# DATA FOR THIS TASK start
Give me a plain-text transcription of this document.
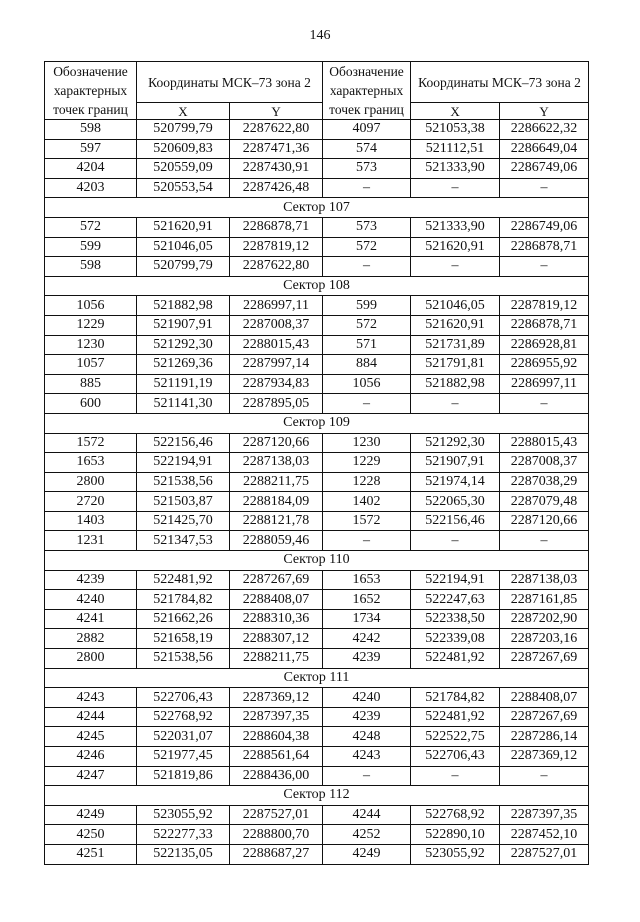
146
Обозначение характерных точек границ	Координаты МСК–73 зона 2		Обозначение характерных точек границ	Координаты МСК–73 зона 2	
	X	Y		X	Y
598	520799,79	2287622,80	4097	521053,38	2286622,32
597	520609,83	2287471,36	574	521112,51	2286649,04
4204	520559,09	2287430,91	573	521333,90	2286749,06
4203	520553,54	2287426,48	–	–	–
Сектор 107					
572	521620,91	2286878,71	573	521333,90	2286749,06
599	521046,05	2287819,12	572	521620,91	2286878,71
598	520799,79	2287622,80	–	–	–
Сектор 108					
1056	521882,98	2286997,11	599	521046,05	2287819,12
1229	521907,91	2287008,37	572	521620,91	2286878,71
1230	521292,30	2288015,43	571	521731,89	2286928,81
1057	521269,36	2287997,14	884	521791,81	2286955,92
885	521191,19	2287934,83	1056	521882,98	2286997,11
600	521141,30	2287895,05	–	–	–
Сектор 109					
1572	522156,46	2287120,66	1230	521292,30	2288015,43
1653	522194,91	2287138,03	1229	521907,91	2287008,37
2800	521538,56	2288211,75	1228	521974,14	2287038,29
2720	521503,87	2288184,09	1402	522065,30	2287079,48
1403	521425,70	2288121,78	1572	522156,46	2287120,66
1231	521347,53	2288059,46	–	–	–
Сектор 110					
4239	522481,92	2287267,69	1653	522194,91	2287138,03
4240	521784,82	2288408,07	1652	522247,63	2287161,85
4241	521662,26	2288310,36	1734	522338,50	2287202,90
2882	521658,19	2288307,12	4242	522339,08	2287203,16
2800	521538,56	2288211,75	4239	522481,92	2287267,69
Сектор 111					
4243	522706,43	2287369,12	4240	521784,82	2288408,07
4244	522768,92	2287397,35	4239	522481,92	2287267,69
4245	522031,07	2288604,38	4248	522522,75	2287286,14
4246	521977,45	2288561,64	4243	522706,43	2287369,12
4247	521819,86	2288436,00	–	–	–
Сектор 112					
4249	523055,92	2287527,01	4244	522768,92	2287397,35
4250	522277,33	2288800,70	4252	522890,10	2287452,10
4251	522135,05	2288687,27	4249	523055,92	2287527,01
# DATA FOR THIS TASK end
# DATA FOR THIS TASK start
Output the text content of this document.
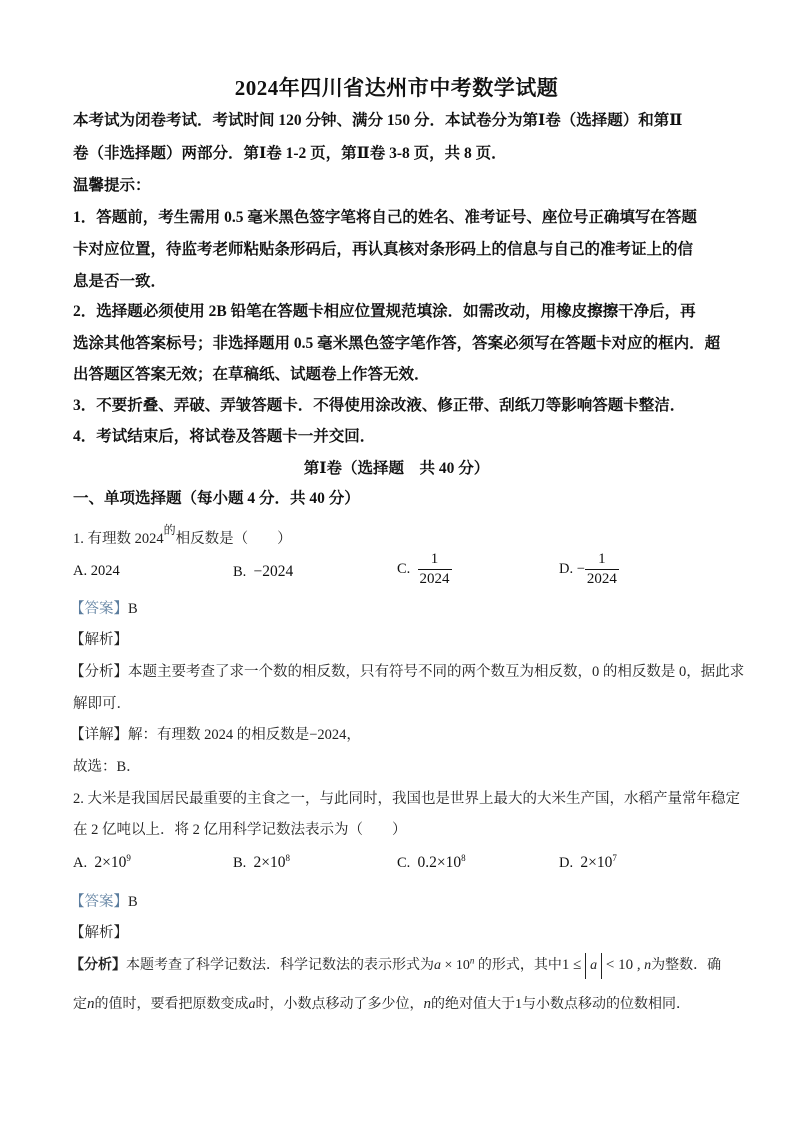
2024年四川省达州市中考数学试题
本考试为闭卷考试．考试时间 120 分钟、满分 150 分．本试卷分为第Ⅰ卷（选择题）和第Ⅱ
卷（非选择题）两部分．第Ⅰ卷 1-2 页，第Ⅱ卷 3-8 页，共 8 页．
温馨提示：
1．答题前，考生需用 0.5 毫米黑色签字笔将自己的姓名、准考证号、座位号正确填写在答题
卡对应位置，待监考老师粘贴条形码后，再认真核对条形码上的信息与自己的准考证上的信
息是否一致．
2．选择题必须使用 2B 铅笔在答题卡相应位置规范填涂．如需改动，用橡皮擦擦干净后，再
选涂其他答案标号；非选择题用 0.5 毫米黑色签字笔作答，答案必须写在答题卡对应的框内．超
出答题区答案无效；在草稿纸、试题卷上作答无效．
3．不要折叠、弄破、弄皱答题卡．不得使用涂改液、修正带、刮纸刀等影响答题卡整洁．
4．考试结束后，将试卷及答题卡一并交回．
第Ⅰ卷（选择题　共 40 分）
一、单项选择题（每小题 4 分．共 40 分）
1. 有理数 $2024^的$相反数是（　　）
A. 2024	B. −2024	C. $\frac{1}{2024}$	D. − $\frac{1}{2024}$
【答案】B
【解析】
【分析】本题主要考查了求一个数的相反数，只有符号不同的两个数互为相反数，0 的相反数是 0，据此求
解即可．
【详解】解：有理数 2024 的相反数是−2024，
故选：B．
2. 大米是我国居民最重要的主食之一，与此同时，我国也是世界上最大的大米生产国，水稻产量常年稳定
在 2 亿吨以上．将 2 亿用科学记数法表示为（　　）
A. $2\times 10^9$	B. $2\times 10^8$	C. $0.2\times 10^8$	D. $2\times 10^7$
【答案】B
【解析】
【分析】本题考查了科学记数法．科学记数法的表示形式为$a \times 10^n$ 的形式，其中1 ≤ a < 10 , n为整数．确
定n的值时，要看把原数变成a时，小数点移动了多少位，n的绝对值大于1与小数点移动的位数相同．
# DATA FOR THIS TASK end
- _STATED GOAL_: Gather each line in the data that holds the string "document".

- _ANSWER TO THE EXERCISE_:
Give me a plain-text transcription of this document.
Output the text content of this document.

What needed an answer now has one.